*Short problem*:
Go through the listing and copy every line word for word.

-------- Provided information --------

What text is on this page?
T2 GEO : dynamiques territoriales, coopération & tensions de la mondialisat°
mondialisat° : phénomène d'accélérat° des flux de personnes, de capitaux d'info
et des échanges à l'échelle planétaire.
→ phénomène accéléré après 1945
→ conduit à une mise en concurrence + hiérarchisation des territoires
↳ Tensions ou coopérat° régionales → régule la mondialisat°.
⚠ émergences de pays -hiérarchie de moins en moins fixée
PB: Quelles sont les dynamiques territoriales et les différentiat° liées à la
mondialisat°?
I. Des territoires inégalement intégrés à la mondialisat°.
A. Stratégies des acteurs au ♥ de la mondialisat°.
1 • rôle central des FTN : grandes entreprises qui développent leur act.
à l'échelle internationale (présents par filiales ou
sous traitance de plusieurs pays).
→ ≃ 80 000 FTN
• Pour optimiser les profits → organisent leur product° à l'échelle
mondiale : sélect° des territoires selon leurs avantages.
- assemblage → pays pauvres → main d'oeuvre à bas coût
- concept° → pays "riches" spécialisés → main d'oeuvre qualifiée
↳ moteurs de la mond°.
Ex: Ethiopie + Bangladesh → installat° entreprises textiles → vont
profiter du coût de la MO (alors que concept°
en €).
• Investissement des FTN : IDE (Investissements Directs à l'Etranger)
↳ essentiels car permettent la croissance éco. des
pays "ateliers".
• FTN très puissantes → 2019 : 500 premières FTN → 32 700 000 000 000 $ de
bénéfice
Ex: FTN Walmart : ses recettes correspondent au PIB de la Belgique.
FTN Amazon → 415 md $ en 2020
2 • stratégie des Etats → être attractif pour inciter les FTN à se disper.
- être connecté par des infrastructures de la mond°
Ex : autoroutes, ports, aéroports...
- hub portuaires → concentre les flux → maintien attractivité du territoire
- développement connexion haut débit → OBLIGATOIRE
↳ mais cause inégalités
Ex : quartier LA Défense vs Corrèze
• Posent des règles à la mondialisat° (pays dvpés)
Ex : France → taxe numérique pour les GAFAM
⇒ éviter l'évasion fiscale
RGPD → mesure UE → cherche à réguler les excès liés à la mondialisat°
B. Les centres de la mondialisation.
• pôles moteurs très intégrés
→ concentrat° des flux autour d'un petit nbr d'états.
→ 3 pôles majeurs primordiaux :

--------

*Written reply*:
What text is on this page?
T2 GEO : dynamiques territoriales, coopération & tensions de la mondialisat°
mondialisat° : phénomène d'accélérat° des flux de personnes, de capitaux d'info
et des échanges à l'échelle planétaire.
→ phénomène accéléré après 1945
→ conduit à une mise en concurrence + hiérarchisation des territoires
↳ Tensions ou coopérat° régionales → régule la mondialisat°.
⚠ émergences de pays -hiérarchie de moins en moins fixée
PB: Quelles sont les dynamiques territoriales et les différentiat° liées à la
mondialisat°?
I. Des territoires inégalement intégrés à la mondialisat°.
A. Stratégies des acteurs au ♥ de la mondialisat°.
1 • rôle central des FTN : grandes entreprises qui développent leur act.
à l'échelle internationale (présents par filiales ou
sous traitance de plusieurs pays).
→ ≃ 80 000 FTN
• Pour optimiser les profits → organisent leur product° à l'échelle
mondiale : sélect° des territoires selon leurs avantages.
- assemblage → pays pauvres → main d'oeuvre à bas coût
- concept° → pays "riches" spécialisés → main d'oeuvre qualifiée
↳ moteurs de la mond°.
Ex: Ethiopie + Bangladesh → installat° entreprises textiles → vont
profiter du coût de la MO (alors que concept°
en €).
• Investissement des FTN : IDE (Investissements Directs à l'Etranger)
↳ essentiels car permettent la croissance éco. des
pays "ateliers".
• FTN très puissantes → 2019 : 500 premières FTN → 32 700 000 000 000 $ de
bénéfice
Ex: FTN Walmart : ses recettes correspondent au PIB de la Belgique.
FTN Amazon → 415 md $ en 2020
2 • stratégie des Etats → être attractif pour inciter les FTN à se disper.
- être connecté par des infrastructures de la mond°
Ex : autoroutes, ports, aéroports...
- hub portuaires → concentre les flux → maintien attractivité du territoire
- développement connexion haut débit → OBLIGATOIRE
↳ mais cause inégalités
Ex : quartier LA Défense vs Corrèze
• Posent des règles à la mondialisat° (pays dvpés)
Ex : France → taxe numérique pour les GAFAM
⇒ éviter l'évasion fiscale
RGPD → mesure UE → cherche à réguler les excès liés à la mondialisat°
B. Les centres de la mondialisation.
• pôles moteurs très intégrés
→ concentrat° des flux autour d'un petit nbr d'états.
→ 3 pôles majeurs primordiaux :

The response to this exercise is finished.